> **Goal of the exercise**
Restate the listing that follows word for word, without its pictures.

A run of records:
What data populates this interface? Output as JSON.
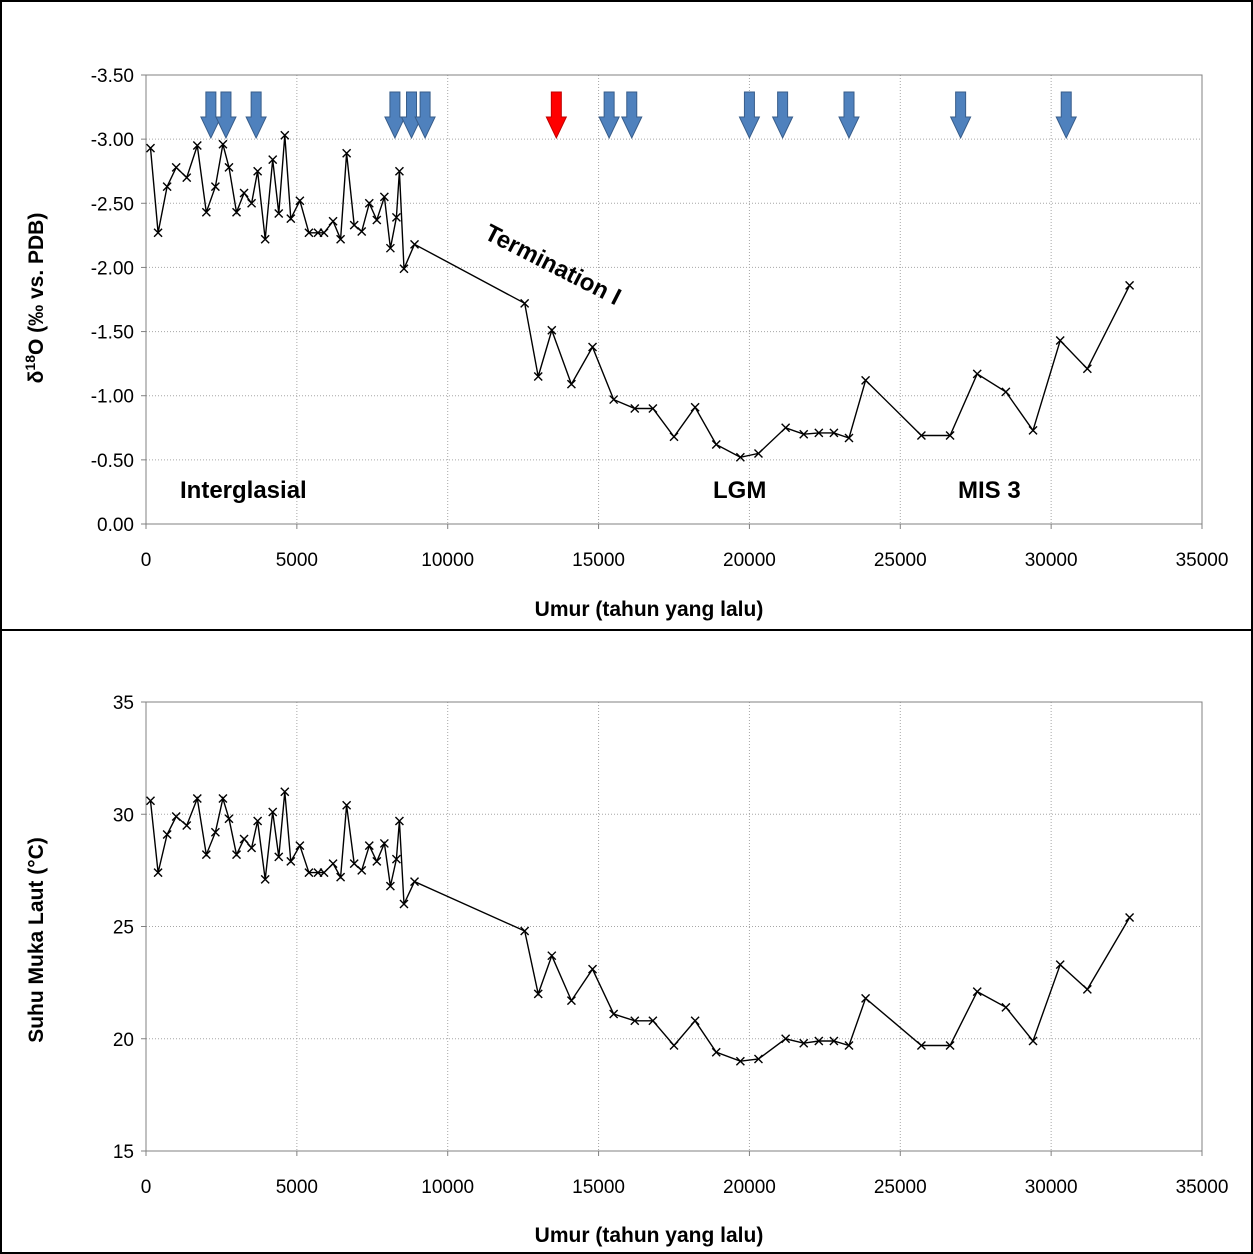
{
  "colors": {
    "arrow_blue": "#4f81bd",
    "arrow_blue_stroke": "#385d8a",
    "arrow_red": "#ff0000",
    "line": "#000000",
    "grid": "#a6a6a6"
  },
  "chart_data": [
    {
      "type": "line",
      "xlabel": "Umur (tahun yang lalu)",
      "ylabel_prefix": "δ",
      "ylabel_sup": "18",
      "ylabel_suffix": "O (‰ vs. PDB)",
      "xlim": [
        0,
        35000
      ],
      "ylim": [
        0,
        -3.5
      ],
      "y_reversed": true,
      "grid": true,
      "xticks": [
        "0",
        "5000",
        "10000",
        "15000",
        "20000",
        "25000",
        "30000",
        "35000"
      ],
      "yticks": [
        "-3.50",
        "-3.00",
        "-2.50",
        "-2.00",
        "-1.50",
        "-1.00",
        "-0.50",
        "0.00"
      ],
      "marker": "x",
      "x": [
        150,
        400,
        700,
        1000,
        1350,
        1700,
        2000,
        2300,
        2550,
        2750,
        3000,
        3250,
        3500,
        3700,
        3950,
        4200,
        4400,
        4600,
        4800,
        5100,
        5400,
        5700,
        5900,
        6200,
        6450,
        6650,
        6900,
        7150,
        7400,
        7650,
        7900,
        8100,
        8300,
        8400,
        8550,
        8900,
        12550,
        13000,
        13450,
        14100,
        14800,
        15500,
        16200,
        16800,
        17500,
        18200,
        18900,
        19700,
        20300,
        21200,
        21800,
        22300,
        22800,
        23300,
        23850,
        25700,
        26650,
        27550,
        28500,
        29400,
        30300,
        31200,
        32600
      ],
      "values": [
        -2.93,
        -2.27,
        -2.63,
        -2.78,
        -2.7,
        -2.95,
        -2.43,
        -2.63,
        -2.96,
        -2.78,
        -2.43,
        -2.58,
        -2.5,
        -2.75,
        -2.22,
        -2.84,
        -2.42,
        -3.03,
        -2.38,
        -2.52,
        -2.27,
        -2.27,
        -2.27,
        -2.36,
        -2.22,
        -2.89,
        -2.33,
        -2.28,
        -2.5,
        -2.37,
        -2.55,
        -2.15,
        -2.39,
        -2.75,
        -1.99,
        -2.18,
        -1.72,
        -1.15,
        -1.51,
        -1.09,
        -1.38,
        -0.97,
        -0.9,
        -0.9,
        -0.68,
        -0.91,
        -0.62,
        -0.52,
        -0.55,
        -0.75,
        -0.7,
        -0.71,
        -0.71,
        -0.67,
        -1.12,
        -0.69,
        -0.69,
        -1.17,
        -1.03,
        -0.73,
        -1.43,
        -1.21,
        -1.86
      ],
      "arrows": [
        {
          "x": 2150,
          "color": "blue"
        },
        {
          "x": 2650,
          "color": "blue"
        },
        {
          "x": 3650,
          "color": "blue"
        },
        {
          "x": 8250,
          "color": "blue"
        },
        {
          "x": 8800,
          "color": "blue"
        },
        {
          "x": 9250,
          "color": "blue"
        },
        {
          "x": 13600,
          "color": "red"
        },
        {
          "x": 15350,
          "color": "blue"
        },
        {
          "x": 16100,
          "color": "blue"
        },
        {
          "x": 20000,
          "color": "blue"
        },
        {
          "x": 21100,
          "color": "blue"
        },
        {
          "x": 23300,
          "color": "blue"
        },
        {
          "x": 27000,
          "color": "blue"
        },
        {
          "x": 30500,
          "color": "blue"
        }
      ],
      "annotations": [
        "Interglasial",
        "Termination I",
        "LGM",
        "MIS 3"
      ]
    },
    {
      "type": "line",
      "xlabel": "Umur (tahun yang lalu)",
      "ylabel": "Suhu Muka Laut (°C)",
      "xlim": [
        0,
        35000
      ],
      "ylim": [
        15,
        35
      ],
      "grid": true,
      "xticks": [
        "0",
        "5000",
        "10000",
        "15000",
        "20000",
        "25000",
        "30000",
        "35000"
      ],
      "yticks": [
        "35",
        "30",
        "25",
        "20",
        "15"
      ],
      "marker": "x",
      "x": [
        150,
        400,
        700,
        1000,
        1350,
        1700,
        2000,
        2300,
        2550,
        2750,
        3000,
        3250,
        3500,
        3700,
        3950,
        4200,
        4400,
        4600,
        4800,
        5100,
        5400,
        5700,
        5900,
        6200,
        6450,
        6650,
        6900,
        7150,
        7400,
        7650,
        7900,
        8100,
        8300,
        8400,
        8550,
        8900,
        12550,
        13000,
        13450,
        14100,
        14800,
        15500,
        16200,
        16800,
        17500,
        18200,
        18900,
        19700,
        20300,
        21200,
        21800,
        22300,
        22800,
        23300,
        23850,
        25700,
        26650,
        27550,
        28500,
        29400,
        30300,
        31200,
        32600
      ],
      "values": [
        30.6,
        27.4,
        29.1,
        29.9,
        29.5,
        30.7,
        28.2,
        29.2,
        30.7,
        29.8,
        28.2,
        28.9,
        28.5,
        29.7,
        27.1,
        30.1,
        28.1,
        31.0,
        27.9,
        28.6,
        27.4,
        27.4,
        27.4,
        27.8,
        27.2,
        30.4,
        27.8,
        27.5,
        28.6,
        27.9,
        28.7,
        26.8,
        28.0,
        29.7,
        26.0,
        27.0,
        24.8,
        22.0,
        23.7,
        21.7,
        23.1,
        21.1,
        20.8,
        20.8,
        19.7,
        20.8,
        19.4,
        19.0,
        19.1,
        20.0,
        19.8,
        19.9,
        19.9,
        19.7,
        21.8,
        19.7,
        19.7,
        22.1,
        21.4,
        19.9,
        23.3,
        22.2,
        25.4
      ]
    }
  ]
}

> **Result of this task**
What data populates this interface? Output as JSON.
{
  "colors": {
    "arrow_blue": "#4f81bd",
    "arrow_blue_stroke": "#385d8a",
    "arrow_red": "#ff0000",
    "line": "#000000",
    "grid": "#a6a6a6"
  },
  "chart_data": [
    {
      "type": "line",
      "xlabel": "Umur (tahun yang lalu)",
      "ylabel_prefix": "δ",
      "ylabel_sup": "18",
      "ylabel_suffix": "O (‰ vs. PDB)",
      "xlim": [
        0,
        35000
      ],
      "ylim": [
        0,
        -3.5
      ],
      "y_reversed": true,
      "grid": true,
      "xticks": [
        "0",
        "5000",
        "10000",
        "15000",
        "20000",
        "25000",
        "30000",
        "35000"
      ],
      "yticks": [
        "-3.50",
        "-3.00",
        "-2.50",
        "-2.00",
        "-1.50",
        "-1.00",
        "-0.50",
        "0.00"
      ],
      "marker": "x",
      "x": [
        150,
        400,
        700,
        1000,
        1350,
        1700,
        2000,
        2300,
        2550,
        2750,
        3000,
        3250,
        3500,
        3700,
        3950,
        4200,
        4400,
        4600,
        4800,
        5100,
        5400,
        5700,
        5900,
        6200,
        6450,
        6650,
        6900,
        7150,
        7400,
        7650,
        7900,
        8100,
        8300,
        8400,
        8550,
        8900,
        12550,
        13000,
        13450,
        14100,
        14800,
        15500,
        16200,
        16800,
        17500,
        18200,
        18900,
        19700,
        20300,
        21200,
        21800,
        22300,
        22800,
        23300,
        23850,
        25700,
        26650,
        27550,
        28500,
        29400,
        30300,
        31200,
        32600
      ],
      "values": [
        -2.93,
        -2.27,
        -2.63,
        -2.78,
        -2.7,
        -2.95,
        -2.43,
        -2.63,
        -2.96,
        -2.78,
        -2.43,
        -2.58,
        -2.5,
        -2.75,
        -2.22,
        -2.84,
        -2.42,
        -3.03,
        -2.38,
        -2.52,
        -2.27,
        -2.27,
        -2.27,
        -2.36,
        -2.22,
        -2.89,
        -2.33,
        -2.28,
        -2.5,
        -2.37,
        -2.55,
        -2.15,
        -2.39,
        -2.75,
        -1.99,
        -2.18,
        -1.72,
        -1.15,
        -1.51,
        -1.09,
        -1.38,
        -0.97,
        -0.9,
        -0.9,
        -0.68,
        -0.91,
        -0.62,
        -0.52,
        -0.55,
        -0.75,
        -0.7,
        -0.71,
        -0.71,
        -0.67,
        -1.12,
        -0.69,
        -0.69,
        -1.17,
        -1.03,
        -0.73,
        -1.43,
        -1.21,
        -1.86
      ],
      "arrows": [
        {
          "x": 2150,
          "color": "blue"
        },
        {
          "x": 2650,
          "color": "blue"
        },
        {
          "x": 3650,
          "color": "blue"
        },
        {
          "x": 8250,
          "color": "blue"
        },
        {
          "x": 8800,
          "color": "blue"
        },
        {
          "x": 9250,
          "color": "blue"
        },
        {
          "x": 13600,
          "color": "red"
        },
        {
          "x": 15350,
          "color": "blue"
        },
        {
          "x": 16100,
          "color": "blue"
        },
        {
          "x": 20000,
          "color": "blue"
        },
        {
          "x": 21100,
          "color": "blue"
        },
        {
          "x": 23300,
          "color": "blue"
        },
        {
          "x": 27000,
          "color": "blue"
        },
        {
          "x": 30500,
          "color": "blue"
        }
      ],
      "annotations": [
        "Interglasial",
        "Termination I",
        "LGM",
        "MIS 3"
      ]
    },
    {
      "type": "line",
      "xlabel": "Umur (tahun yang lalu)",
      "ylabel": "Suhu Muka Laut (°C)",
      "xlim": [
        0,
        35000
      ],
      "ylim": [
        15,
        35
      ],
      "grid": true,
      "xticks": [
        "0",
        "5000",
        "10000",
        "15000",
        "20000",
        "25000",
        "30000",
        "35000"
      ],
      "yticks": [
        "35",
        "30",
        "25",
        "20",
        "15"
      ],
      "marker": "x",
      "x": [
        150,
        400,
        700,
        1000,
        1350,
        1700,
        2000,
        2300,
        2550,
        2750,
        3000,
        3250,
        3500,
        3700,
        3950,
        4200,
        4400,
        4600,
        4800,
        5100,
        5400,
        5700,
        5900,
        6200,
        6450,
        6650,
        6900,
        7150,
        7400,
        7650,
        7900,
        8100,
        8300,
        8400,
        8550,
        8900,
        12550,
        13000,
        13450,
        14100,
        14800,
        15500,
        16200,
        16800,
        17500,
        18200,
        18900,
        19700,
        20300,
        21200,
        21800,
        22300,
        22800,
        23300,
        23850,
        25700,
        26650,
        27550,
        28500,
        29400,
        30300,
        31200,
        32600
      ],
      "values": [
        30.6,
        27.4,
        29.1,
        29.9,
        29.5,
        30.7,
        28.2,
        29.2,
        30.7,
        29.8,
        28.2,
        28.9,
        28.5,
        29.7,
        27.1,
        30.1,
        28.1,
        31.0,
        27.9,
        28.6,
        27.4,
        27.4,
        27.4,
        27.8,
        27.2,
        30.4,
        27.8,
        27.5,
        28.6,
        27.9,
        28.7,
        26.8,
        28.0,
        29.7,
        26.0,
        27.0,
        24.8,
        22.0,
        23.7,
        21.7,
        23.1,
        21.1,
        20.8,
        20.8,
        19.7,
        20.8,
        19.4,
        19.0,
        19.1,
        20.0,
        19.8,
        19.9,
        19.9,
        19.7,
        21.8,
        19.7,
        19.7,
        22.1,
        21.4,
        19.9,
        23.3,
        22.2,
        25.4
      ]
    }
  ]
}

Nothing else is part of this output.